==== GIVEN INFORMATION

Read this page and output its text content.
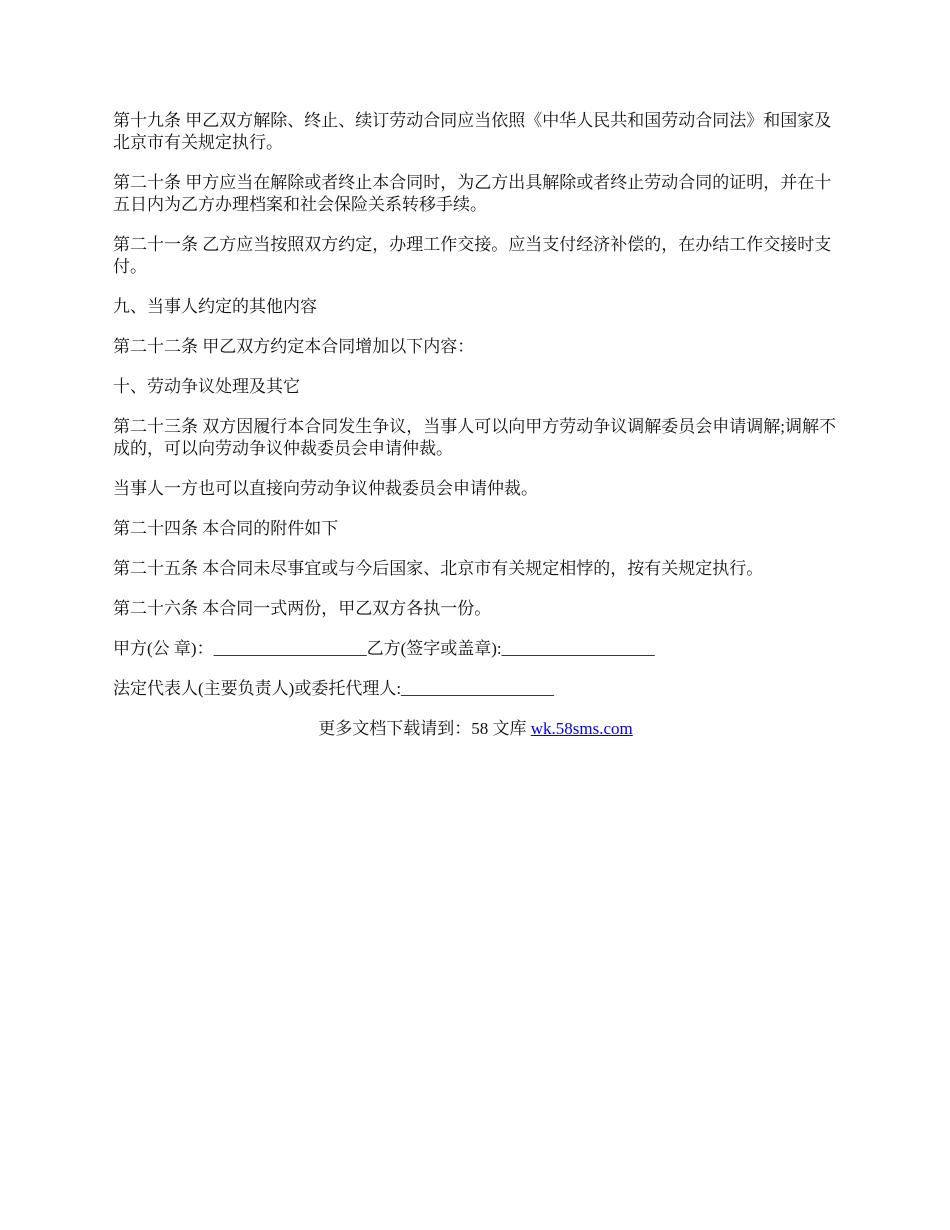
第十九条 甲乙双方解除、终止、续订劳动合同应当依照《中华人民共和国劳动合同法》和国家及北京市有关规定执行。

第二十条 甲方应当在解除或者终止本合同时，为乙方出具解除或者终止劳动合同的证明，并在十五日内为乙方办理档案和社会保险关系转移手续。

第二十一条 乙方应当按照双方约定，办理工作交接。应当支付经济补偿的，在办结工作交接时支付。

九、当事人约定的其他内容

第二十二条 甲乙双方约定本合同增加以下内容：

十、劳动争议处理及其它

第二十三条 双方因履行本合同发生争议，当事人可以向甲方劳动争议调解委员会申请调解;调解不成的，可以向劳动争议仲裁委员会申请仲裁。

当事人一方也可以直接向劳动争议仲裁委员会申请仲裁。

第二十四条 本合同的附件如下

第二十五条 本合同未尽事宜或与今后国家、北京市有关规定相悖的，按有关规定执行。

第二十六条 本合同一式两份，甲乙双方各执一份。

甲方(公 章)：__________________乙方(签字或盖章):__________________

法定代表人(主要负责人)或委托代理人:__________________

更多文档下载请到：58 文库 wk.58sms.com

========

**DO THIS**
Go through the material above and print all of it exactly, except the pictures.

**SOLUTION**
Read this page and output its text content.
第十九条 甲乙双方解除、终止、续订劳动合同应当依照《中华人民共和国劳动合同法》和国家及北京市有关规定执行。

第二十条 甲方应当在解除或者终止本合同时，为乙方出具解除或者终止劳动合同的证明，并在十五日内为乙方办理档案和社会保险关系转移手续。

第二十一条 乙方应当按照双方约定，办理工作交接。应当支付经济补偿的，在办结工作交接时支付。

九、当事人约定的其他内容

第二十二条 甲乙双方约定本合同增加以下内容：

十、劳动争议处理及其它

第二十三条 双方因履行本合同发生争议，当事人可以向甲方劳动争议调解委员会申请调解;调解不成的，可以向劳动争议仲裁委员会申请仲裁。

当事人一方也可以直接向劳动争议仲裁委员会申请仲裁。

第二十四条 本合同的附件如下

第二十五条 本合同未尽事宜或与今后国家、北京市有关规定相悖的，按有关规定执行。

第二十六条 本合同一式两份，甲乙双方各执一份。

甲方(公 章)：__________________乙方(签字或盖章):__________________

法定代表人(主要负责人)或委托代理人:__________________

更多文档下载请到：58 文库 wk.58sms.com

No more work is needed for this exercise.